___ Materials provided

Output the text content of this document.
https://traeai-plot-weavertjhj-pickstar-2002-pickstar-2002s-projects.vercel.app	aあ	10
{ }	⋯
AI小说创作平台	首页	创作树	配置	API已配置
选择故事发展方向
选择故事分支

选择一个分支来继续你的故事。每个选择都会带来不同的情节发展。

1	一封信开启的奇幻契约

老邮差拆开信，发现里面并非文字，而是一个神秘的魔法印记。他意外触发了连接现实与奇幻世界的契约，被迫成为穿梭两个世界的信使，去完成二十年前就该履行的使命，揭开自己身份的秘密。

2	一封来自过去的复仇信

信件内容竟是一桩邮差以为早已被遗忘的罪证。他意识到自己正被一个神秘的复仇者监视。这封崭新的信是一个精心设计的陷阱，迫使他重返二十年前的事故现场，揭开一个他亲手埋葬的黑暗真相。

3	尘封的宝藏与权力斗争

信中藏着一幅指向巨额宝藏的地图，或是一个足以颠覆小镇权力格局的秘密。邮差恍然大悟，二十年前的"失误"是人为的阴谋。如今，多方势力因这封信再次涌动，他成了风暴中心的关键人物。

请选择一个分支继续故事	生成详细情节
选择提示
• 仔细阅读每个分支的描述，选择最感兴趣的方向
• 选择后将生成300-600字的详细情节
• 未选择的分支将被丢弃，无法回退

______
___ Materials provided

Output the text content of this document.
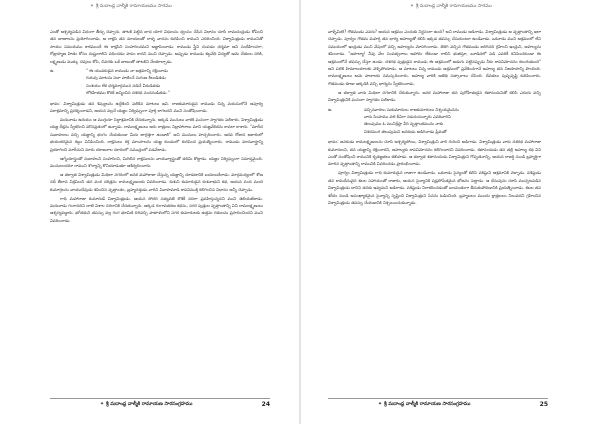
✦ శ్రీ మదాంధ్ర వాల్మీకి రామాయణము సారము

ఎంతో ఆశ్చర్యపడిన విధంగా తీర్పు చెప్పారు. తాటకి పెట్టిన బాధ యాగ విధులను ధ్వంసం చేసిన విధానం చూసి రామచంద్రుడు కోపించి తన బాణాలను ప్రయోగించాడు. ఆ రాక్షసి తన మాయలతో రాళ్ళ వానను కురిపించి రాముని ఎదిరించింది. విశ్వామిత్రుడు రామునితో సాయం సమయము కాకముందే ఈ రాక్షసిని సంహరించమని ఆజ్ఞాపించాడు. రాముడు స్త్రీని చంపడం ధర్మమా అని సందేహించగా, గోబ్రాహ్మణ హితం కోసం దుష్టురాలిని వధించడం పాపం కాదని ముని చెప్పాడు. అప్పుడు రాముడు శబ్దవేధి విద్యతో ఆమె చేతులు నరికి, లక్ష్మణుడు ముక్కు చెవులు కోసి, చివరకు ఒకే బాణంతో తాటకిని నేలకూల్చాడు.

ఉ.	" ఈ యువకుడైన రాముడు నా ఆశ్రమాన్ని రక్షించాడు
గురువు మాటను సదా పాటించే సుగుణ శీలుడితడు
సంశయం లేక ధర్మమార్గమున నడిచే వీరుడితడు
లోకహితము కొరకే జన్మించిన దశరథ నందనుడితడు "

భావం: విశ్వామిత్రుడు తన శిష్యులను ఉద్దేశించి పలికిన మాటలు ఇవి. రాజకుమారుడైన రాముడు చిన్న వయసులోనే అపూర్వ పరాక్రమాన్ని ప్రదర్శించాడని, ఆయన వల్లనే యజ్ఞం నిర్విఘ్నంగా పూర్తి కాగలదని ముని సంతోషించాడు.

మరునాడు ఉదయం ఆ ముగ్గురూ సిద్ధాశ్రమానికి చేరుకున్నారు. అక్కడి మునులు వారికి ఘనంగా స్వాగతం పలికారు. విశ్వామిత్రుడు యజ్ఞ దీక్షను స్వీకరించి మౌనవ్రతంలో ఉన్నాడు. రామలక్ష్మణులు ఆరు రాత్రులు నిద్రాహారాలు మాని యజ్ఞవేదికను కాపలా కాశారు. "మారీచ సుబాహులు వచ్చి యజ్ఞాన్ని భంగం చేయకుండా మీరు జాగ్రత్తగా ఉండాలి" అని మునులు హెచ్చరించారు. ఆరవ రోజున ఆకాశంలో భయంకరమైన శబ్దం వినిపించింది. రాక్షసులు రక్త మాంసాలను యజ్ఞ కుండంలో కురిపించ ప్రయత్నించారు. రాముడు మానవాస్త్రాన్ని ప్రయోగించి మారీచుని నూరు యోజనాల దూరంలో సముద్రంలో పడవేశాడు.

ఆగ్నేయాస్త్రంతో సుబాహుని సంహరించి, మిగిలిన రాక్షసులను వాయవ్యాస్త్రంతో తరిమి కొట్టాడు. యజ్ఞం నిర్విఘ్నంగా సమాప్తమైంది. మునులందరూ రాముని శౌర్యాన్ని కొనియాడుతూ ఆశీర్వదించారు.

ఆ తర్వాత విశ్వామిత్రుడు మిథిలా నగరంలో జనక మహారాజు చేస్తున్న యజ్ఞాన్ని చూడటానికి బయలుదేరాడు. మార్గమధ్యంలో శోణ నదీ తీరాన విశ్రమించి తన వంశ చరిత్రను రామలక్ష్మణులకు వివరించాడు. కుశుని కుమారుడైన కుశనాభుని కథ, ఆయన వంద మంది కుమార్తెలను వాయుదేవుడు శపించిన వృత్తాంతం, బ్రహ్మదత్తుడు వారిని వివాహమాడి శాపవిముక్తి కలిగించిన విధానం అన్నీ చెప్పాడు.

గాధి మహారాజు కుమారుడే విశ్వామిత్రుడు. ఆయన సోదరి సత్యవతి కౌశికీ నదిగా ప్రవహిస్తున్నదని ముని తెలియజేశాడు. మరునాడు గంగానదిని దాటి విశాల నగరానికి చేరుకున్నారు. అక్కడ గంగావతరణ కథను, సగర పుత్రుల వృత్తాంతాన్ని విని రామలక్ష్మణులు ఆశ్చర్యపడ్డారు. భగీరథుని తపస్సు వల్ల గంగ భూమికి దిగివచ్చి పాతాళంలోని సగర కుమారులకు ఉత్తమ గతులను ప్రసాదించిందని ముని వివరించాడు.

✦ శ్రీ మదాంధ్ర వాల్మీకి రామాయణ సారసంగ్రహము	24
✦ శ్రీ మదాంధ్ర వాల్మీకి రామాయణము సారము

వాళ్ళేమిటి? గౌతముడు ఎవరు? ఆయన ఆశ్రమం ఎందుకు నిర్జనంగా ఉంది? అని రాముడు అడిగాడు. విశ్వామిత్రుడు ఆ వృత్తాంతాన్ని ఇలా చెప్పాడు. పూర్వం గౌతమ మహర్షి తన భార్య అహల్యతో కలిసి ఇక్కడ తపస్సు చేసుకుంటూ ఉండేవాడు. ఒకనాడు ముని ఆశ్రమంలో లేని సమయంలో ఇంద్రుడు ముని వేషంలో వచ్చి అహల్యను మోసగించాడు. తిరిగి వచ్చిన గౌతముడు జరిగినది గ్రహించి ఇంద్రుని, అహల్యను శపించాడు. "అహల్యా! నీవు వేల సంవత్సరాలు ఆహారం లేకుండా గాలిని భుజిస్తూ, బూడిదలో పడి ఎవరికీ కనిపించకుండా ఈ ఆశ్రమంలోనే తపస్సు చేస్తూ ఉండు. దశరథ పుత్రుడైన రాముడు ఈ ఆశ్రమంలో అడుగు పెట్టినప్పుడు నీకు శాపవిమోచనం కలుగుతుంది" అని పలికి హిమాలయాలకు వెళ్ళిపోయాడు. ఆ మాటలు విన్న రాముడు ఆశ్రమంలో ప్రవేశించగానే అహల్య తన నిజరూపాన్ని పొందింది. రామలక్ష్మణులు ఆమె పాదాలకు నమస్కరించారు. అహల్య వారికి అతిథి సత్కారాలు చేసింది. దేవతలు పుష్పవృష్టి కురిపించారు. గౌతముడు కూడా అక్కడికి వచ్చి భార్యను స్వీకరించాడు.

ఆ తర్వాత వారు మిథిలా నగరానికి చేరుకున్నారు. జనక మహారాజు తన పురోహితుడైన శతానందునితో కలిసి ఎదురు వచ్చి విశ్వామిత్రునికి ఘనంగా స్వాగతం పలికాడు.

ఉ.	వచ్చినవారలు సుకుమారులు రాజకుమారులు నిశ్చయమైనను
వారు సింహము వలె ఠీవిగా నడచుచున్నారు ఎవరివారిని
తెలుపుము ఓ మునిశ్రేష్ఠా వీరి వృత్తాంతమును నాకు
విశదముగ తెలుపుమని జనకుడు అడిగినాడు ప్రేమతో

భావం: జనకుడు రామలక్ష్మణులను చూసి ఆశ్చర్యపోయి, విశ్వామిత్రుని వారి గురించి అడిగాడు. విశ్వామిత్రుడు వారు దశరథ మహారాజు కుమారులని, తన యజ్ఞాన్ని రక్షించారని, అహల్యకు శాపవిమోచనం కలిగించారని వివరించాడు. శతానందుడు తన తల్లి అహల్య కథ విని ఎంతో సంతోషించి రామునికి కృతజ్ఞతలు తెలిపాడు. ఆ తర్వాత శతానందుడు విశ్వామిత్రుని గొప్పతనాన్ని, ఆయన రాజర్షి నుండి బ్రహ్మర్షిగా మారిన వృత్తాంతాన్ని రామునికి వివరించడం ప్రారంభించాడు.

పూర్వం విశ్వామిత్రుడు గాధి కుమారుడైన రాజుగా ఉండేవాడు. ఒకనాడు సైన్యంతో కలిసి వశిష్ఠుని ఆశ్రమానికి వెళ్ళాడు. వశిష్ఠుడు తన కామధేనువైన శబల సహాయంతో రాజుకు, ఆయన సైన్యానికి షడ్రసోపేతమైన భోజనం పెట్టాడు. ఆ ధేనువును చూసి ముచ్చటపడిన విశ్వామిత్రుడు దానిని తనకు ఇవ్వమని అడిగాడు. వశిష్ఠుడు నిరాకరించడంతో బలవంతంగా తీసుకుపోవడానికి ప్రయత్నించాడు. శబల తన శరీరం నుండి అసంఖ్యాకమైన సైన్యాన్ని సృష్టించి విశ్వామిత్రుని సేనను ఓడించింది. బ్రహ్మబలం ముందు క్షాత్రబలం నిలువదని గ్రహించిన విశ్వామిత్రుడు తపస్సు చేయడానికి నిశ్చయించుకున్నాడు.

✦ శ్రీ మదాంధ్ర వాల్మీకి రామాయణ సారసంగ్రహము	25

______

▶ **Task details**
Select all lines in the listing that include the word "దశరథ".

▶ **Solved problem**
లోకహితము కొరకే జన్మించిన దశరథ నందనుడితడు "
వాళ్ళేమిటి? గౌతముడు ఎవరు? ఆయన ఆశ్రమం ఎందుకు నిర్జనంగా ఉంది? అని రాముడు అడిగాడు. విశ్వామిత్రుడు ఆ వృత్తాంతాన్ని ఇలా చెప్పాడు. పూర్వం గౌతమ మహర్షి తన భార్య అహల్యతో కలిసి ఇక్కడ తపస్సు చేసుకుంటూ ఉండేవాడు. ఒకనాడు ముని ఆశ్రమంలో లేని సమయంలో ఇంద్రుడు ముని వేషంలో వచ్చి అహల్యను మోసగించాడు. తిరిగి వచ్చిన గౌతముడు జరిగినది గ్రహించి ఇంద్రుని, అహల్యను శపించాడు. "అహల్యా! నీవు వేల సంవత్సరాలు ఆహారం లేకుండా గాలిని భుజిస్తూ, బూడిదలో పడి ఎవరికీ కనిపించకుండా ఈ ఆశ్రమంలోనే తపస్సు చేస్తూ ఉండు. దశరథ పుత్రుడైన రాముడు ఈ ఆశ్రమంలో అడుగు పెట్టినప్పుడు నీకు శాపవిమోచనం కలుగుతుంది" అని పలికి హిమాలయాలకు వెళ్ళిపోయాడు. ఆ మాటలు విన్న రాముడు ఆశ్రమంలో ప్రవేశించగానే అహల్య తన నిజరూపాన్ని పొందింది. రామలక్ష్మణులు ఆమె పాదాలకు నమస్కరించారు. అహల్య వారికి అతిథి సత్కారాలు చేసింది. దేవతలు పుష్పవృష్టి కురిపించారు. గౌతముడు కూడా అక్కడికి వచ్చి భార్యను స్వీకరించాడు.
భావం: జనకుడు రామలక్ష్మణులను చూసి ఆశ్చర్యపోయి, విశ్వామిత్రుని వారి గురించి అడిగాడు. విశ్వామిత్రుడు వారు దశరథ మహారాజు కుమారులని, తన యజ్ఞాన్ని రక్షించారని, అహల్యకు శాపవిమోచనం కలిగించారని వివరించాడు. శతానందుడు తన తల్లి అహల్య కథ విని ఎంతో సంతోషించి రామునికి కృతజ్ఞతలు తెలిపాడు. ఆ తర్వాత శతానందుడు విశ్వామిత్రుని గొప్పతనాన్ని, ఆయన రాజర్షి నుండి బ్రహ్మర్షిగా మారిన వృత్తాంతాన్ని రామునికి వివరించడం ప్రారంభించాడు.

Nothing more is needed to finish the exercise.